--- start Entries shown ---

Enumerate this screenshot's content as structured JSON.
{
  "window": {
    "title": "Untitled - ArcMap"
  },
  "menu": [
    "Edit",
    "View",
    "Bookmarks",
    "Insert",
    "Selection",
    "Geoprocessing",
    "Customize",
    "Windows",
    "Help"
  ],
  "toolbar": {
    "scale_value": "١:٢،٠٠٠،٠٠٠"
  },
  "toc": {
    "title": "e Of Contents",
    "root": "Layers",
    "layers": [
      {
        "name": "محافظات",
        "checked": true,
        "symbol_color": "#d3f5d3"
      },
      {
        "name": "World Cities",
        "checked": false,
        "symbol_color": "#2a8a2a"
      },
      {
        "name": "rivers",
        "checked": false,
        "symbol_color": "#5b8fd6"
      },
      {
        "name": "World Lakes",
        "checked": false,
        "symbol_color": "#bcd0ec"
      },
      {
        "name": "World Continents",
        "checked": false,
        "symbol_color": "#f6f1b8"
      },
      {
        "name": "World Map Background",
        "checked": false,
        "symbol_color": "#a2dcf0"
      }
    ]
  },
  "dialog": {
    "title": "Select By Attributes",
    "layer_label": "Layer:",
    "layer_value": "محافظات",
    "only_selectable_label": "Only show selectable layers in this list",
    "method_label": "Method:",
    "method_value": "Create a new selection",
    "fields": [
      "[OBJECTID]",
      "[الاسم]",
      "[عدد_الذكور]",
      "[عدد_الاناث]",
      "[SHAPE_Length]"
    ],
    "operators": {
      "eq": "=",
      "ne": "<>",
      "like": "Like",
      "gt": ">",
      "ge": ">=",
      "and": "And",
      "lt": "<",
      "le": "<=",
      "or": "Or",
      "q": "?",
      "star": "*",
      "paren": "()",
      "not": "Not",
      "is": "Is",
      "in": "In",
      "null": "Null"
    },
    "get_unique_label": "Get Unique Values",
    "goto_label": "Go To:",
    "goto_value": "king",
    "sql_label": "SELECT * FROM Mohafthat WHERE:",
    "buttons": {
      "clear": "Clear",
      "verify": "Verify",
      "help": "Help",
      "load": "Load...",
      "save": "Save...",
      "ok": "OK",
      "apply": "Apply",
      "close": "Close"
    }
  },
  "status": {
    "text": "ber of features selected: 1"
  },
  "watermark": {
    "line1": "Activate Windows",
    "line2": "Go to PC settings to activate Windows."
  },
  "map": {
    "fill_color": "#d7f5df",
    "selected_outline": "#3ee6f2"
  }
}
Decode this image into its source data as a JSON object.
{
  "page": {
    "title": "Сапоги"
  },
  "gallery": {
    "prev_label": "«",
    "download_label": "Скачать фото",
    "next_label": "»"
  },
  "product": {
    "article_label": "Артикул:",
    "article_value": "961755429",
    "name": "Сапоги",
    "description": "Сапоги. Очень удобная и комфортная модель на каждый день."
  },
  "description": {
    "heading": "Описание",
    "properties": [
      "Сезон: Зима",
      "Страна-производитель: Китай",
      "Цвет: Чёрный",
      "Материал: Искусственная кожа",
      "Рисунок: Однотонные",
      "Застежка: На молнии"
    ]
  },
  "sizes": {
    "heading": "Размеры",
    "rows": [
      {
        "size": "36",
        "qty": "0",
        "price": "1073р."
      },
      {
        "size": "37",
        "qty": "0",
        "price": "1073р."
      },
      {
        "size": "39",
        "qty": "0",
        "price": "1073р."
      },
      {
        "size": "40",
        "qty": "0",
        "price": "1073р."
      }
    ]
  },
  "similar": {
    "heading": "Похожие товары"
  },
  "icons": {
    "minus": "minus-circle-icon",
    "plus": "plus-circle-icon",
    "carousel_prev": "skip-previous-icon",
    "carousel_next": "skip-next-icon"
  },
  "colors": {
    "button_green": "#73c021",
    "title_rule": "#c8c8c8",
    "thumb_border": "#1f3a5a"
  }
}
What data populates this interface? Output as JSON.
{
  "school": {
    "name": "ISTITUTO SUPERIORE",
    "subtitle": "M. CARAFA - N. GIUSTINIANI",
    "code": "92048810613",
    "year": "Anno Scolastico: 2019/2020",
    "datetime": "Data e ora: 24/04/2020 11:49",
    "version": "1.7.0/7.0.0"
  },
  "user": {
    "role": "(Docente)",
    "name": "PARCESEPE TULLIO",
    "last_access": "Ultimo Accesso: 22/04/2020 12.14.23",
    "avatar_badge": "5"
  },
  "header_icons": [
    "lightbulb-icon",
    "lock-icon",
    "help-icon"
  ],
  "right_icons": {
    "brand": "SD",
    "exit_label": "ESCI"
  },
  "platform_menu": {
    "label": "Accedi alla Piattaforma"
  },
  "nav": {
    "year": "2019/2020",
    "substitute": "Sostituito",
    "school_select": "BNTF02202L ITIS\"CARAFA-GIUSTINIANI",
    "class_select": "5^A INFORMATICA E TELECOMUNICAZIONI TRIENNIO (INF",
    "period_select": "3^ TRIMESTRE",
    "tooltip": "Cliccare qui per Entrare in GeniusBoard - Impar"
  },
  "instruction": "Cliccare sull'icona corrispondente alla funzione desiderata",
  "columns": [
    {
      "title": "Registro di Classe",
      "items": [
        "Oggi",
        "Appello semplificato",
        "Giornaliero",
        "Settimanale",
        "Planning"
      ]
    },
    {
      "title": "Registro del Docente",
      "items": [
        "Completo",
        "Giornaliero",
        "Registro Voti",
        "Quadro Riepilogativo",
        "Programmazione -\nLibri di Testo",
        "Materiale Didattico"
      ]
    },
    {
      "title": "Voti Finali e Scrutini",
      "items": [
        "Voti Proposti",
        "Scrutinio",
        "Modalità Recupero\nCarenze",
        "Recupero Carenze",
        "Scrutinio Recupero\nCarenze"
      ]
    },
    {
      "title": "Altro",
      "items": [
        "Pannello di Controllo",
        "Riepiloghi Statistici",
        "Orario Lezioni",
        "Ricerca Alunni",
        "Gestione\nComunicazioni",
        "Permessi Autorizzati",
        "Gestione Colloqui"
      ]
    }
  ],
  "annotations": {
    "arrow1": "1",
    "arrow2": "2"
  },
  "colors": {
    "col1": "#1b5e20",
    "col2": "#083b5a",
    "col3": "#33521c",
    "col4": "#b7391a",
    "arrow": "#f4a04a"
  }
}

--- end Entries shown ---

Exercise brief: Return the entries in full, keeping every line exactly as it is.

Correct response:
Enumerate this screenshot's content as structured JSON.
{
  "window": {
    "title": "Untitled - ArcMap"
  },
  "menu": [
    "Edit",
    "View",
    "Bookmarks",
    "Insert",
    "Selection",
    "Geoprocessing",
    "Customize",
    "Windows",
    "Help"
  ],
  "toolbar": {
    "scale_value": "١:٢،٠٠٠،٠٠٠"
  },
  "toc": {
    "title": "e Of Contents",
    "root": "Layers",
    "layers": [
      {
        "name": "محافظات",
        "checked": true,
        "symbol_color": "#d3f5d3"
      },
      {
        "name": "World Cities",
        "checked": false,
        "symbol_color": "#2a8a2a"
      },
      {
        "name": "rivers",
        "checked": false,
        "symbol_color": "#5b8fd6"
      },
      {
        "name": "World Lakes",
        "checked": false,
        "symbol_color": "#bcd0ec"
      },
      {
        "name": "World Continents",
        "checked": false,
        "symbol_color": "#f6f1b8"
      },
      {
        "name": "World Map Background",
        "checked": false,
        "symbol_color": "#a2dcf0"
      }
    ]
  },
  "dialog": {
    "title": "Select By Attributes",
    "layer_label": "Layer:",
    "layer_value": "محافظات",
    "only_selectable_label": "Only show selectable layers in this list",
    "method_label": "Method:",
    "method_value": "Create a new selection",
    "fields": [
      "[OBJECTID]",
      "[الاسم]",
      "[عدد_الذكور]",
      "[عدد_الاناث]",
      "[SHAPE_Length]"
    ],
    "operators": {
      "eq": "=",
      "ne": "<>",
      "like": "Like",
      "gt": ">",
      "ge": ">=",
      "and": "And",
      "lt": "<",
      "le": "<=",
      "or": "Or",
      "q": "?",
      "star": "*",
      "paren": "()",
      "not": "Not",
      "is": "Is",
      "in": "In",
      "null": "Null"
    },
    "get_unique_label": "Get Unique Values",
    "goto_label": "Go To:",
    "goto_value": "king",
    "sql_label": "SELECT * FROM Mohafthat WHERE:",
    "buttons": {
      "clear": "Clear",
      "verify": "Verify",
      "help": "Help",
      "load": "Load...",
      "save": "Save...",
      "ok": "OK",
      "apply": "Apply",
      "close": "Close"
    }
  },
  "status": {
    "text": "ber of features selected: 1"
  },
  "watermark": {
    "line1": "Activate Windows",
    "line2": "Go to PC settings to activate Windows."
  },
  "map": {
    "fill_color": "#d7f5df",
    "selected_outline": "#3ee6f2"
  }
}
Decode this image into its source data as a JSON object.
{
  "page": {
    "title": "Сапоги"
  },
  "gallery": {
    "prev_label": "«",
    "download_label": "Скачать фото",
    "next_label": "»"
  },
  "product": {
    "article_label": "Артикул:",
    "article_value": "961755429",
    "name": "Сапоги",
    "description": "Сапоги. Очень удобная и комфортная модель на каждый день."
  },
  "description": {
    "heading": "Описание",
    "properties": [
      "Сезон: Зима",
      "Страна-производитель: Китай",
      "Цвет: Чёрный",
      "Материал: Искусственная кожа",
      "Рисунок: Однотонные",
      "Застежка: На молнии"
    ]
  },
  "sizes": {
    "heading": "Размеры",
    "rows": [
      {
        "size": "36",
        "qty": "0",
        "price": "1073р."
      },
      {
        "size": "37",
        "qty": "0",
        "price": "1073р."
      },
      {
        "size": "39",
        "qty": "0",
        "price": "1073р."
      },
      {
        "size": "40",
        "qty": "0",
        "price": "1073р."
      }
    ]
  },
  "similar": {
    "heading": "Похожие товары"
  },
  "icons": {
    "minus": "minus-circle-icon",
    "plus": "plus-circle-icon",
    "carousel_prev": "skip-previous-icon",
    "carousel_next": "skip-next-icon"
  },
  "colors": {
    "button_green": "#73c021",
    "title_rule": "#c8c8c8",
    "thumb_border": "#1f3a5a"
  }
}
What data populates this interface? Output as JSON.
{
  "school": {
    "name": "ISTITUTO SUPERIORE",
    "subtitle": "M. CARAFA - N. GIUSTINIANI",
    "code": "92048810613",
    "year": "Anno Scolastico: 2019/2020",
    "datetime": "Data e ora: 24/04/2020 11:49",
    "version": "1.7.0/7.0.0"
  },
  "user": {
    "role": "(Docente)",
    "name": "PARCESEPE TULLIO",
    "last_access": "Ultimo Accesso: 22/04/2020 12.14.23",
    "avatar_badge": "5"
  },
  "header_icons": [
    "lightbulb-icon",
    "lock-icon",
    "help-icon"
  ],
  "right_icons": {
    "brand": "SD",
    "exit_label": "ESCI"
  },
  "platform_menu": {
    "label": "Accedi alla Piattaforma"
  },
  "nav": {
    "year": "2019/2020",
    "substitute": "Sostituito",
    "school_select": "BNTF02202L ITIS\"CARAFA-GIUSTINIANI",
    "class_select": "5^A INFORMATICA E TELECOMUNICAZIONI TRIENNIO (INF",
    "period_select": "3^ TRIMESTRE",
    "tooltip": "Cliccare qui per Entrare in GeniusBoard - Impar"
  },
  "instruction": "Cliccare sull'icona corrispondente alla funzione desiderata",
  "columns": [
    {
      "title": "Registro di Classe",
      "items": [
        "Oggi",
        "Appello semplificato",
        "Giornaliero",
        "Settimanale",
        "Planning"
      ]
    },
    {
      "title": "Registro del Docente",
      "items": [
        "Completo",
        "Giornaliero",
        "Registro Voti",
        "Quadro Riepilogativo",
        "Programmazione -\nLibri di Testo",
        "Materiale Didattico"
      ]
    },
    {
      "title": "Voti Finali e Scrutini",
      "items": [
        "Voti Proposti",
        "Scrutinio",
        "Modalità Recupero\nCarenze",
        "Recupero Carenze",
        "Scrutinio Recupero\nCarenze"
      ]
    },
    {
      "title": "Altro",
      "items": [
        "Pannello di Controllo",
        "Riepiloghi Statistici",
        "Orario Lezioni",
        "Ricerca Alunni",
        "Gestione\nComunicazioni",
        "Permessi Autorizzati",
        "Gestione Colloqui"
      ]
    }
  ],
  "annotations": {
    "arrow1": "1",
    "arrow2": "2"
  },
  "colors": {
    "col1": "#1b5e20",
    "col2": "#083b5a",
    "col3": "#33521c",
    "col4": "#b7391a",
    "arrow": "#f4a04a"
  }
}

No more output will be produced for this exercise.